__Problem details__: Find all lines in the records that include the word "Bright", and copy them out.

((

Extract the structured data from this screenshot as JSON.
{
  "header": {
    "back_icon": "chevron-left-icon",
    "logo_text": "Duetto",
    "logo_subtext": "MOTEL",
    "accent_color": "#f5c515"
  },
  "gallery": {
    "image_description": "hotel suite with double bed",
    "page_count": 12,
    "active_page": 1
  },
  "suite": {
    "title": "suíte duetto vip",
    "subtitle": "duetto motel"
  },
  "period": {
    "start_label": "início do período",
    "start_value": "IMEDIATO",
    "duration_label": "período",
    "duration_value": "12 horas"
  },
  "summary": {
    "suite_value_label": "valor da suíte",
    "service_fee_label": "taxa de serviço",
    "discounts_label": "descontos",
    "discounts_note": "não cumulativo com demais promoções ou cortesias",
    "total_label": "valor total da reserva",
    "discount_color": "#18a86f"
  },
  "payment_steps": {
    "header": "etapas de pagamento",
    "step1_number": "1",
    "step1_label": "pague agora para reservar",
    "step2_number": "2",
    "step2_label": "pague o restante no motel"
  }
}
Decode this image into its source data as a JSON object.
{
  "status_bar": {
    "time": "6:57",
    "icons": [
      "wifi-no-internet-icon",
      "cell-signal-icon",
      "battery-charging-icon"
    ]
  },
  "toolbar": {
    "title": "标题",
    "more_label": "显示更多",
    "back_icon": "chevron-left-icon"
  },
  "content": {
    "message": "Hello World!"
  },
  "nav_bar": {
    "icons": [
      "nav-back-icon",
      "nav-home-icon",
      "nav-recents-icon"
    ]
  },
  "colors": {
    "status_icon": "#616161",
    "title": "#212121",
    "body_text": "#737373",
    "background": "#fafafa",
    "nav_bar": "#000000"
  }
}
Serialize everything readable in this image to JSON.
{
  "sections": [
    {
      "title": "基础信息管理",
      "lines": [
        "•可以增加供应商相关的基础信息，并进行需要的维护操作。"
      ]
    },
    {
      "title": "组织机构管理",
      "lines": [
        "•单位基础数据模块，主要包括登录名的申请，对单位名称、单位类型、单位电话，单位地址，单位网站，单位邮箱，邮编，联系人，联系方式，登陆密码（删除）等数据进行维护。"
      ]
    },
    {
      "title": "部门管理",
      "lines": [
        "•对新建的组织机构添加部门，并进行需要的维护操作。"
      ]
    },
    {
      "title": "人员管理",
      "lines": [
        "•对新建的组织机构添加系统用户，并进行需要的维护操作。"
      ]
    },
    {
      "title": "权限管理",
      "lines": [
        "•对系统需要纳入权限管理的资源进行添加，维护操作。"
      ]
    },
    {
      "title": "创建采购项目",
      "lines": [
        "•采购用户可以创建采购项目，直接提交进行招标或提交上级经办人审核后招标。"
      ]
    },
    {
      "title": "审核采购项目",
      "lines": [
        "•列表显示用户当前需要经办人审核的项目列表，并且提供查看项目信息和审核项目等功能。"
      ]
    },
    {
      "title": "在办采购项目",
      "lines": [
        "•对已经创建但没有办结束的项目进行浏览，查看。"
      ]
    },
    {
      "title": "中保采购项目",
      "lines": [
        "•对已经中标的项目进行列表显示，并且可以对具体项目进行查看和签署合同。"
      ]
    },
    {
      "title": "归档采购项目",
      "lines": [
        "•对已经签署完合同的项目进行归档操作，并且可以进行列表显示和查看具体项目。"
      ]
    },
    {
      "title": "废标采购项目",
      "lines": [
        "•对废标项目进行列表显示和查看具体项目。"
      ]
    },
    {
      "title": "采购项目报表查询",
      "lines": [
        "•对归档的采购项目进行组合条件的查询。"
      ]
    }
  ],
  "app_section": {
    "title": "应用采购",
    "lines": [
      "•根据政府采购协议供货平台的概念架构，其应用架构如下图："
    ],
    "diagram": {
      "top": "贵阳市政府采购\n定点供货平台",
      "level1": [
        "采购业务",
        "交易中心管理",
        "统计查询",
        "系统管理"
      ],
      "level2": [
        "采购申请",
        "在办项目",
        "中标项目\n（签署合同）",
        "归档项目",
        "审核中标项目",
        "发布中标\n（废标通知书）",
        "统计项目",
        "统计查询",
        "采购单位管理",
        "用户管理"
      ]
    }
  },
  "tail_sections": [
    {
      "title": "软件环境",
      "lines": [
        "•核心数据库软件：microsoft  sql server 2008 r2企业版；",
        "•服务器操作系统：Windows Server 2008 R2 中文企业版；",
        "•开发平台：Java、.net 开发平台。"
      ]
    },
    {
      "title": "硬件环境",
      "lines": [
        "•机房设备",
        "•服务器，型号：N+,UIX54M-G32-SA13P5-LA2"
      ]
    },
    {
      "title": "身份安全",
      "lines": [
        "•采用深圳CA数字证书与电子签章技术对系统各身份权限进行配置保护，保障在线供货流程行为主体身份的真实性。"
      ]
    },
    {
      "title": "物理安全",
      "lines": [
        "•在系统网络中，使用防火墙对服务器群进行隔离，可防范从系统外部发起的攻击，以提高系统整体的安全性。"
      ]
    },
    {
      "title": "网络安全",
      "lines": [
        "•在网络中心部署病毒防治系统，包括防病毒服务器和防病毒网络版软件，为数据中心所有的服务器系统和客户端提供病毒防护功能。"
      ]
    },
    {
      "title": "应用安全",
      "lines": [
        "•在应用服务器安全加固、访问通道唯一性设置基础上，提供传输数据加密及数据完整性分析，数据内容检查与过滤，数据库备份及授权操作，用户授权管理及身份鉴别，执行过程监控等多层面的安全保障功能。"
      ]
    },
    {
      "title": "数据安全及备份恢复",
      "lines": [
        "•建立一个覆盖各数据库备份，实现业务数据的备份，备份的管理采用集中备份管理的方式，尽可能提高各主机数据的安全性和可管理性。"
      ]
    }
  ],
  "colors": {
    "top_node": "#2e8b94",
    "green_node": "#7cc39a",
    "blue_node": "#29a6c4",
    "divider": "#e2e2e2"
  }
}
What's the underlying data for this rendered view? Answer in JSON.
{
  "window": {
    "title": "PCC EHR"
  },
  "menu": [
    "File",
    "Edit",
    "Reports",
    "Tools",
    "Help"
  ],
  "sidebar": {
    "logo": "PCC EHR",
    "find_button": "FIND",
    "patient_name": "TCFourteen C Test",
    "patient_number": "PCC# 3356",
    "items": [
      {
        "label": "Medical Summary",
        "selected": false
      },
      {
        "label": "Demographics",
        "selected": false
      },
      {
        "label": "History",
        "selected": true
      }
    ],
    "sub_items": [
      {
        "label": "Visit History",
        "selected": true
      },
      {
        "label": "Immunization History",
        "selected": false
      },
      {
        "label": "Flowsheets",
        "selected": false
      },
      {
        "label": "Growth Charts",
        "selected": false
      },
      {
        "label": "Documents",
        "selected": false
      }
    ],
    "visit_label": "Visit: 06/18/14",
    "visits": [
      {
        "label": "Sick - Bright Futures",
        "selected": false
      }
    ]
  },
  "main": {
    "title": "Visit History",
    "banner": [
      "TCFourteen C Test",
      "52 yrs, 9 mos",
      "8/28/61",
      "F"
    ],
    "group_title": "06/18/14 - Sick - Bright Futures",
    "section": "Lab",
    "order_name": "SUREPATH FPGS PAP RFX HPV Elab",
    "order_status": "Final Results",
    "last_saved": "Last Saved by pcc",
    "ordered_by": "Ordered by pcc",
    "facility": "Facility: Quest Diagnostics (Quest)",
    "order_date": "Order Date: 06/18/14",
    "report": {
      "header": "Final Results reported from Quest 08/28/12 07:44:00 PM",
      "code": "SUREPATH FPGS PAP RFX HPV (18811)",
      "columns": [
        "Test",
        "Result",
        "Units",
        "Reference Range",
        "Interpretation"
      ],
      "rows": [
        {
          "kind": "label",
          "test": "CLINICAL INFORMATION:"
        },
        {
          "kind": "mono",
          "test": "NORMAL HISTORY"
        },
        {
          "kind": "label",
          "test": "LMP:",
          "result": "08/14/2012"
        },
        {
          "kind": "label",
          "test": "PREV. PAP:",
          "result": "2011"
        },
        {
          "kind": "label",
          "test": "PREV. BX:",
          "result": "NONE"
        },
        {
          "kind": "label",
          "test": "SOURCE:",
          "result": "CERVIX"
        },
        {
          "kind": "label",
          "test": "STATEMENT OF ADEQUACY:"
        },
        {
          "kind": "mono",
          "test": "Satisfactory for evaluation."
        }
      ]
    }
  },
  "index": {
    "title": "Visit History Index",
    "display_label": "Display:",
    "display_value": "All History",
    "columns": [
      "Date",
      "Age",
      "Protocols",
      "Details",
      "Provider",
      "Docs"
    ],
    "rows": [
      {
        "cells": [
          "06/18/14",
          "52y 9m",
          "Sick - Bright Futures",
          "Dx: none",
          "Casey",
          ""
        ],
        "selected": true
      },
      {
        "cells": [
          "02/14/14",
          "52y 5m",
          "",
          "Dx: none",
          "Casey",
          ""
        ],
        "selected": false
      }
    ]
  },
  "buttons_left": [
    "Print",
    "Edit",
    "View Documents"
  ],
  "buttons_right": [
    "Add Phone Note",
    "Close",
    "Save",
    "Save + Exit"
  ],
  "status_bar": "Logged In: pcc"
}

))

__Reply to the task__:
        "label": "Sick - Bright Futures",
    "group_title": "06/18/14 - Sick - Bright Futures",
          "Sick - Bright Futures",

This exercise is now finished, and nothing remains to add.